#### Given data
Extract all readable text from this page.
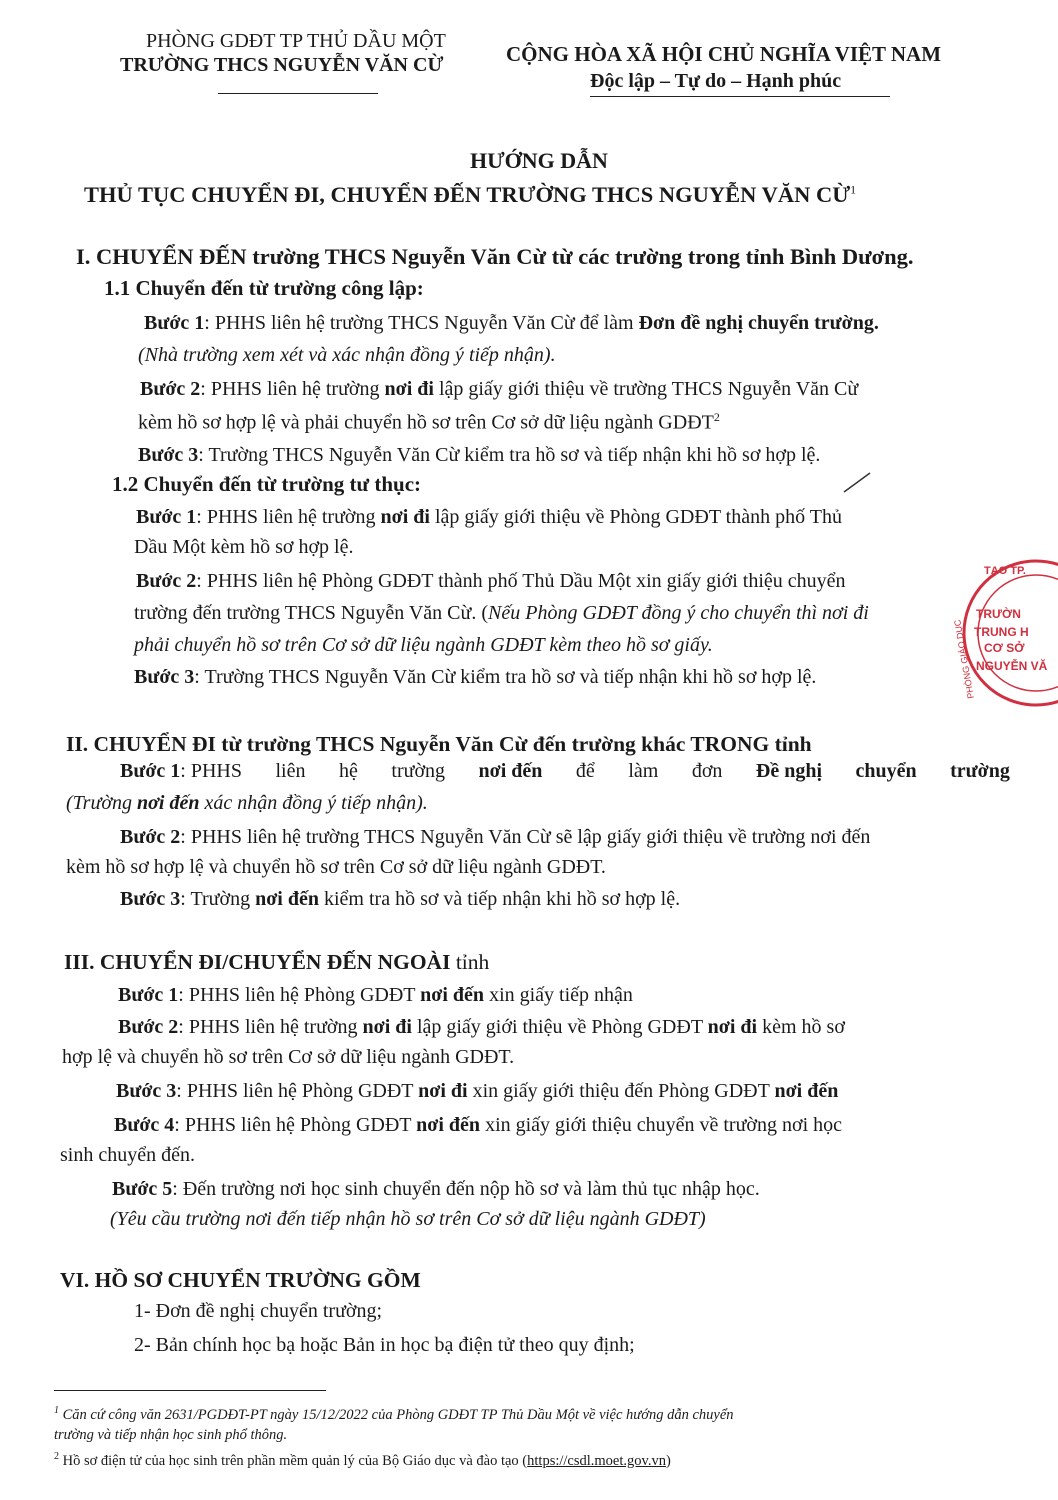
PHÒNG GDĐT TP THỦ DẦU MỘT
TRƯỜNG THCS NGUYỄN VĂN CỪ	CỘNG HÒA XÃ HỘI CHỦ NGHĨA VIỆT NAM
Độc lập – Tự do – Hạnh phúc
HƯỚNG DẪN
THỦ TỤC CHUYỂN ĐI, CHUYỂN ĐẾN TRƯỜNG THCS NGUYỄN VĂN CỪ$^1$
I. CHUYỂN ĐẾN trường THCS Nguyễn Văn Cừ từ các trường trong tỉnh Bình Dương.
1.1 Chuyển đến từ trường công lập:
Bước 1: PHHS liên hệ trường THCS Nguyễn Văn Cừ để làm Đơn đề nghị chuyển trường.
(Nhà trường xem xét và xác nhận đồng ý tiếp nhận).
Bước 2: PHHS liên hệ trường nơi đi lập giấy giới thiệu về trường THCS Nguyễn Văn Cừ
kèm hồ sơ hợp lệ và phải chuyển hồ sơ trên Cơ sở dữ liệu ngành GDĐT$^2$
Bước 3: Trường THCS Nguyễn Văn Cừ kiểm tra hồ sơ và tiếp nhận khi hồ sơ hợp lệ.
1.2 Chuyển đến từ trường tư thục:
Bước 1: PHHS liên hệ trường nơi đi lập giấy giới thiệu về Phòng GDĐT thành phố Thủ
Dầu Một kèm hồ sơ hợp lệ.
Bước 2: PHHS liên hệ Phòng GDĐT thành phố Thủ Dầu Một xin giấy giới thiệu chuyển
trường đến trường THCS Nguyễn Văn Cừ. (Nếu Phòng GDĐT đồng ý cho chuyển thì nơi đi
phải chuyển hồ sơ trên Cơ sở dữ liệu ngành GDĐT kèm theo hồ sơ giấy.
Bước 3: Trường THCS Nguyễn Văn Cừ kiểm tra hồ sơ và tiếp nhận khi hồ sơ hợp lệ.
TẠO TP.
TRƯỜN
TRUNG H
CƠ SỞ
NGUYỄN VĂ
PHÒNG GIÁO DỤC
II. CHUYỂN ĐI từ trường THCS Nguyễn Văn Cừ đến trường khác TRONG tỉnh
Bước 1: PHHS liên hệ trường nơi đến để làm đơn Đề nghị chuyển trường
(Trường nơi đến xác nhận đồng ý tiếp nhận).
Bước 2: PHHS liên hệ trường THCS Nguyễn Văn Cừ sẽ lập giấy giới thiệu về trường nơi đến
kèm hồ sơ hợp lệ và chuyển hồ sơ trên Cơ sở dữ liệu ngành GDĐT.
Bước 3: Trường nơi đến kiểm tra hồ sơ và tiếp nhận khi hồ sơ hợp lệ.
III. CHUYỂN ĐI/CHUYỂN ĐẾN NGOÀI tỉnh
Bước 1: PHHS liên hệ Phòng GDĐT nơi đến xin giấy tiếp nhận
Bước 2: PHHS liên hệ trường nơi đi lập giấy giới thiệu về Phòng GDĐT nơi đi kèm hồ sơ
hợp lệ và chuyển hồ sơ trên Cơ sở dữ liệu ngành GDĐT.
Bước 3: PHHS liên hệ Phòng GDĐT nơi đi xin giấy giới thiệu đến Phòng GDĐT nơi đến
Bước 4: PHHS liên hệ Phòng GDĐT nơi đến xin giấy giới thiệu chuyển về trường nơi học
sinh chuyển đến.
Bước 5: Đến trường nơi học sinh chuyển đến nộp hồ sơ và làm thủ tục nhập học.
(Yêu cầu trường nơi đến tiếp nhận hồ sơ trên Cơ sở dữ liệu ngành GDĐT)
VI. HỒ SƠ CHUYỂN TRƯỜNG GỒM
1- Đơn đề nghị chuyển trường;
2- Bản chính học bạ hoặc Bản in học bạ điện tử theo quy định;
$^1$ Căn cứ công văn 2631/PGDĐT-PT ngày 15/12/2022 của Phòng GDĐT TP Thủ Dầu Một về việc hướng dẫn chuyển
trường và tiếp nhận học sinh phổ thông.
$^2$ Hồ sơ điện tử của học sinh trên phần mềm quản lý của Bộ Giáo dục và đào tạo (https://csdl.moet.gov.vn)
########
Exercise details: Working from the lines above, reproduce the material exactly and exclude its pictures.

Solution:
Extract all readable text from this page.
PHÒNG GDĐT TP THỦ DẦU MỘT
TRƯỜNG THCS NGUYỄN VĂN CỪ	CỘNG HÒA XÃ HỘI CHỦ NGHĨA VIỆT NAM
Độc lập – Tự do – Hạnh phúc
HƯỚNG DẪN
THỦ TỤC CHUYỂN ĐI, CHUYỂN ĐẾN TRƯỜNG THCS NGUYỄN VĂN CỪ$^1$
I. CHUYỂN ĐẾN trường THCS Nguyễn Văn Cừ từ các trường trong tỉnh Bình Dương.
1.1 Chuyển đến từ trường công lập:
Bước 1: PHHS liên hệ trường THCS Nguyễn Văn Cừ để làm Đơn đề nghị chuyển trường.
(Nhà trường xem xét và xác nhận đồng ý tiếp nhận).
Bước 2: PHHS liên hệ trường nơi đi lập giấy giới thiệu về trường THCS Nguyễn Văn Cừ
kèm hồ sơ hợp lệ và phải chuyển hồ sơ trên Cơ sở dữ liệu ngành GDĐT$^2$
Bước 3: Trường THCS Nguyễn Văn Cừ kiểm tra hồ sơ và tiếp nhận khi hồ sơ hợp lệ.
1.2 Chuyển đến từ trường tư thục:
Bước 1: PHHS liên hệ trường nơi đi lập giấy giới thiệu về Phòng GDĐT thành phố Thủ
Dầu Một kèm hồ sơ hợp lệ.
Bước 2: PHHS liên hệ Phòng GDĐT thành phố Thủ Dầu Một xin giấy giới thiệu chuyển
trường đến trường THCS Nguyễn Văn Cừ. (Nếu Phòng GDĐT đồng ý cho chuyển thì nơi đi
phải chuyển hồ sơ trên Cơ sở dữ liệu ngành GDĐT kèm theo hồ sơ giấy.
Bước 3: Trường THCS Nguyễn Văn Cừ kiểm tra hồ sơ và tiếp nhận khi hồ sơ hợp lệ.
TẠO TP.
TRƯỜN
TRUNG H
CƠ SỞ
NGUYỄN VĂ
PHÒNG GIÁO DỤC
II. CHUYỂN ĐI từ trường THCS Nguyễn Văn Cừ đến trường khác TRONG tỉnh
Bước 1: PHHS liên hệ trường nơi đến để làm đơn Đề nghị chuyển trường
(Trường nơi đến xác nhận đồng ý tiếp nhận).
Bước 2: PHHS liên hệ trường THCS Nguyễn Văn Cừ sẽ lập giấy giới thiệu về trường nơi đến
kèm hồ sơ hợp lệ và chuyển hồ sơ trên Cơ sở dữ liệu ngành GDĐT.
Bước 3: Trường nơi đến kiểm tra hồ sơ và tiếp nhận khi hồ sơ hợp lệ.
III. CHUYỂN ĐI/CHUYỂN ĐẾN NGOÀI tỉnh
Bước 1: PHHS liên hệ Phòng GDĐT nơi đến xin giấy tiếp nhận
Bước 2: PHHS liên hệ trường nơi đi lập giấy giới thiệu về Phòng GDĐT nơi đi kèm hồ sơ
hợp lệ và chuyển hồ sơ trên Cơ sở dữ liệu ngành GDĐT.
Bước 3: PHHS liên hệ Phòng GDĐT nơi đi xin giấy giới thiệu đến Phòng GDĐT nơi đến
Bước 4: PHHS liên hệ Phòng GDĐT nơi đến xin giấy giới thiệu chuyển về trường nơi học
sinh chuyển đến.
Bước 5: Đến trường nơi học sinh chuyển đến nộp hồ sơ và làm thủ tục nhập học.
(Yêu cầu trường nơi đến tiếp nhận hồ sơ trên Cơ sở dữ liệu ngành GDĐT)
VI. HỒ SƠ CHUYỂN TRƯỜNG GỒM
1- Đơn đề nghị chuyển trường;
2- Bản chính học bạ hoặc Bản in học bạ điện tử theo quy định;
$^1$ Căn cứ công văn 2631/PGDĐT-PT ngày 15/12/2022 của Phòng GDĐT TP Thủ Dầu Một về việc hướng dẫn chuyển
trường và tiếp nhận học sinh phổ thông.
$^2$ Hồ sơ điện tử của học sinh trên phần mềm quản lý của Bộ Giáo dục và đào tạo (https://csdl.moet.gov.vn)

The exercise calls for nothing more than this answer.